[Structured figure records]
[START]
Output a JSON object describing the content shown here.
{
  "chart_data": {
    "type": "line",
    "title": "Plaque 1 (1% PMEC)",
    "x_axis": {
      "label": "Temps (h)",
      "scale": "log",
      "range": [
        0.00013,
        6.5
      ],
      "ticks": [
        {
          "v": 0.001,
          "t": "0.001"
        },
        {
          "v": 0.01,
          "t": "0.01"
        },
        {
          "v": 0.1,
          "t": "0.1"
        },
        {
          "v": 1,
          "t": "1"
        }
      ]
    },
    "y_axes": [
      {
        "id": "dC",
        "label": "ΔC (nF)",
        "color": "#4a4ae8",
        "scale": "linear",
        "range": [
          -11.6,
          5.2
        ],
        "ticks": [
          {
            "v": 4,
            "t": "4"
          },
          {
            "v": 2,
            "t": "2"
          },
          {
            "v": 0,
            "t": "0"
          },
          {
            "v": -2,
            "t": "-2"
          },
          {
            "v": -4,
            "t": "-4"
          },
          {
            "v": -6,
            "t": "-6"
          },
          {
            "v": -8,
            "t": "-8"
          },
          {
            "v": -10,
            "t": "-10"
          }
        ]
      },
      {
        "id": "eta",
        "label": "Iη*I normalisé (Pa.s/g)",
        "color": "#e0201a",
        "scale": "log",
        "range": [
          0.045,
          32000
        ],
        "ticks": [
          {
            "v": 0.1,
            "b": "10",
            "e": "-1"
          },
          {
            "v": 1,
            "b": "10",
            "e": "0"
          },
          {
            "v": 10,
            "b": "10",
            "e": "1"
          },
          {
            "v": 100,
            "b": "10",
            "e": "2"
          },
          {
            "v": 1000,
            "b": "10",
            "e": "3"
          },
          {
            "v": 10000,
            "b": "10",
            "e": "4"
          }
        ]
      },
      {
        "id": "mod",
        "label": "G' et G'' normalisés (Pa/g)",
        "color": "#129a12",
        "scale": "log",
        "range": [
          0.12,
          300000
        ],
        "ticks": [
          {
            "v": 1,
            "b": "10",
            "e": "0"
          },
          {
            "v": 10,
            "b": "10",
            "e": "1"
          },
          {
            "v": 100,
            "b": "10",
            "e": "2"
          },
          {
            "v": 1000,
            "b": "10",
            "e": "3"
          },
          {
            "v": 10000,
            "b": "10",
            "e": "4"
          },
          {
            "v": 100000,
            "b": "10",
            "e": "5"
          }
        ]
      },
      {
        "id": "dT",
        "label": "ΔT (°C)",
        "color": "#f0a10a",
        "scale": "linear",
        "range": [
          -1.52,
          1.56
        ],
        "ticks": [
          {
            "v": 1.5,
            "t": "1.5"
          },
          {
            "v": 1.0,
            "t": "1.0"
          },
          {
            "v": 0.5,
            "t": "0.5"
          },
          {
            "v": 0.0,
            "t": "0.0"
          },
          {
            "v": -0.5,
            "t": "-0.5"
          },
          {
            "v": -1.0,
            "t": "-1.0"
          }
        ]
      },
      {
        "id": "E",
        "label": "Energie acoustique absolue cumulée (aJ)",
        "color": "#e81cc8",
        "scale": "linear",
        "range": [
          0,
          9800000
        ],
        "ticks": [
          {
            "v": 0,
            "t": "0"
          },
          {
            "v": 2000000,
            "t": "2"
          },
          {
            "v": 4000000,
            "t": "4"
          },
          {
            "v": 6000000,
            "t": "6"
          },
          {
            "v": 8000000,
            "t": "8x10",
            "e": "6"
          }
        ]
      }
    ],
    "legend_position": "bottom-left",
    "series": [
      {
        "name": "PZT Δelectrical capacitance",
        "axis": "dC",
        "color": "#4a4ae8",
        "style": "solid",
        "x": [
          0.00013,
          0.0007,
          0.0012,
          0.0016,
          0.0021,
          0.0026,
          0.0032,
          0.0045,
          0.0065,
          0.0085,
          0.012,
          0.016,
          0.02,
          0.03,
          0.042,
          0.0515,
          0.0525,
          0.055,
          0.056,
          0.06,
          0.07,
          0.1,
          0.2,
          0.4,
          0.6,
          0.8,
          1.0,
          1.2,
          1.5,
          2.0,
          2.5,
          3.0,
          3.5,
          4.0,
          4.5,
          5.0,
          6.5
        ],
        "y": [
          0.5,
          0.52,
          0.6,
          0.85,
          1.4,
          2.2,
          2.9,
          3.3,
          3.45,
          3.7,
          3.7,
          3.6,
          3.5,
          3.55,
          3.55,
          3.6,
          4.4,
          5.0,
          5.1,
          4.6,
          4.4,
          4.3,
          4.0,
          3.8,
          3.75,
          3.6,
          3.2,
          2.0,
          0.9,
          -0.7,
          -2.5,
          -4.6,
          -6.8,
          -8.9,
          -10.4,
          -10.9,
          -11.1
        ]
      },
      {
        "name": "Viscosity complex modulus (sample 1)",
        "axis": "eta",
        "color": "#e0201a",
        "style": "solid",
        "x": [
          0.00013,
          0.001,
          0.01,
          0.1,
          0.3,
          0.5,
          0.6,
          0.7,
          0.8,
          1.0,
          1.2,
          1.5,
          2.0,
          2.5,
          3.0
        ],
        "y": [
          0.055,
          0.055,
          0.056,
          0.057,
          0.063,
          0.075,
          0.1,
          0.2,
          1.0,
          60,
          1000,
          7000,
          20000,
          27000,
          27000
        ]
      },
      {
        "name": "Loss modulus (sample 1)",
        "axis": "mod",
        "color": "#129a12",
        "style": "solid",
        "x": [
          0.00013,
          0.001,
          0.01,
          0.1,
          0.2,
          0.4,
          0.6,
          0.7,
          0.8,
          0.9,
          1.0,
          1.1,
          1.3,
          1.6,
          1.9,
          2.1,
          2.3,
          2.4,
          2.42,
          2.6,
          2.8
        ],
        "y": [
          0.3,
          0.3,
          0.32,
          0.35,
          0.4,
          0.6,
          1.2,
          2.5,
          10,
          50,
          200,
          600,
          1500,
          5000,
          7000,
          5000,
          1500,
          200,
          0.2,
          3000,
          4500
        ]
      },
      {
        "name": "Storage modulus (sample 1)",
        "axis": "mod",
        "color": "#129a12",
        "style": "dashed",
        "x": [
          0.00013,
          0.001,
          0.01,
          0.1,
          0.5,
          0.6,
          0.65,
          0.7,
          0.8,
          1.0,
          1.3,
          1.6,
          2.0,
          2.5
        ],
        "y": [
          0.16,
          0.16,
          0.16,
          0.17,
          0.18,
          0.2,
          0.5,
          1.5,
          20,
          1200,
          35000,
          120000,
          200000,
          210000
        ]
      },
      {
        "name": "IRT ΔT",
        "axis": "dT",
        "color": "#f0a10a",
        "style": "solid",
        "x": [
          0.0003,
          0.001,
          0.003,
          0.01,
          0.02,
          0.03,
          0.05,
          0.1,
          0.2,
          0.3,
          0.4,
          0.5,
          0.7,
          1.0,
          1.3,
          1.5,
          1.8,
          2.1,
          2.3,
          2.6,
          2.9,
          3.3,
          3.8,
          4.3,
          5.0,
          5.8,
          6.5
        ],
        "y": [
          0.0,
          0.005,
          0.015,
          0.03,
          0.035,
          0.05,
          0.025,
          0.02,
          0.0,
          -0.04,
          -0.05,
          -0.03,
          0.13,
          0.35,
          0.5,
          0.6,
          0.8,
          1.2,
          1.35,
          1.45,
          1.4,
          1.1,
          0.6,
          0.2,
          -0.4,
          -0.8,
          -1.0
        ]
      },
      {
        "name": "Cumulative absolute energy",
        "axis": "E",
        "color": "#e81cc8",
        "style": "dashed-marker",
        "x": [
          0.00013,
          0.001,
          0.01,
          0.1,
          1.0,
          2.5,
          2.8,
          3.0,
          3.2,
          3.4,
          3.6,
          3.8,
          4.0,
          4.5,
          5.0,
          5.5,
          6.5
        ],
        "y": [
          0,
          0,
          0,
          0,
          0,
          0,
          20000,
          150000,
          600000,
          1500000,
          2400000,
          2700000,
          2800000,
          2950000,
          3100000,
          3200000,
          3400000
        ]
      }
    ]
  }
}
[END]
▶ _Required work_: Of the lines in the records, determine how many contain the word "sample", and report that number alone.

▶ _Written response_: 3